***** EXERCISE DATA *****
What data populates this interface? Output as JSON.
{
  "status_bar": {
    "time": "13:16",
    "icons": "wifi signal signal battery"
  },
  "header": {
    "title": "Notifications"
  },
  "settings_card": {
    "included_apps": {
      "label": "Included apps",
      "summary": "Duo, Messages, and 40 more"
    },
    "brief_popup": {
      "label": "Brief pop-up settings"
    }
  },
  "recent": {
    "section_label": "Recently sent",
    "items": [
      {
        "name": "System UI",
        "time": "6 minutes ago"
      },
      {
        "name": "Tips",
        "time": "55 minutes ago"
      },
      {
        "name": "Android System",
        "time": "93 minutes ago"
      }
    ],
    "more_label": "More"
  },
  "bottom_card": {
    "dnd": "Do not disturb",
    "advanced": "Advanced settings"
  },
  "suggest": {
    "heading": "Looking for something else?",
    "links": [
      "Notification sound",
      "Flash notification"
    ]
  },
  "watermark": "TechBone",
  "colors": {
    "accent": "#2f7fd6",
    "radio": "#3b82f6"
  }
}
*****
▶ TASK REQUIREMENTS:
Return what is listed above, exactly and completely.

▶ SOLUTION TO THIS TASK:
What data populates this interface? Output as JSON.
{
  "status_bar": {
    "time": "13:16",
    "icons": "wifi signal signal battery"
  },
  "header": {
    "title": "Notifications"
  },
  "settings_card": {
    "included_apps": {
      "label": "Included apps",
      "summary": "Duo, Messages, and 40 more"
    },
    "brief_popup": {
      "label": "Brief pop-up settings"
    }
  },
  "recent": {
    "section_label": "Recently sent",
    "items": [
      {
        "name": "System UI",
        "time": "6 minutes ago"
      },
      {
        "name": "Tips",
        "time": "55 minutes ago"
      },
      {
        "name": "Android System",
        "time": "93 minutes ago"
      }
    ],
    "more_label": "More"
  },
  "bottom_card": {
    "dnd": "Do not disturb",
    "advanced": "Advanced settings"
  },
  "suggest": {
    "heading": "Looking for something else?",
    "links": [
      "Notification sound",
      "Flash notification"
    ]
  },
  "watermark": "TechBone",
  "colors": {
    "accent": "#2f7fd6",
    "radio": "#3b82f6"
  }
}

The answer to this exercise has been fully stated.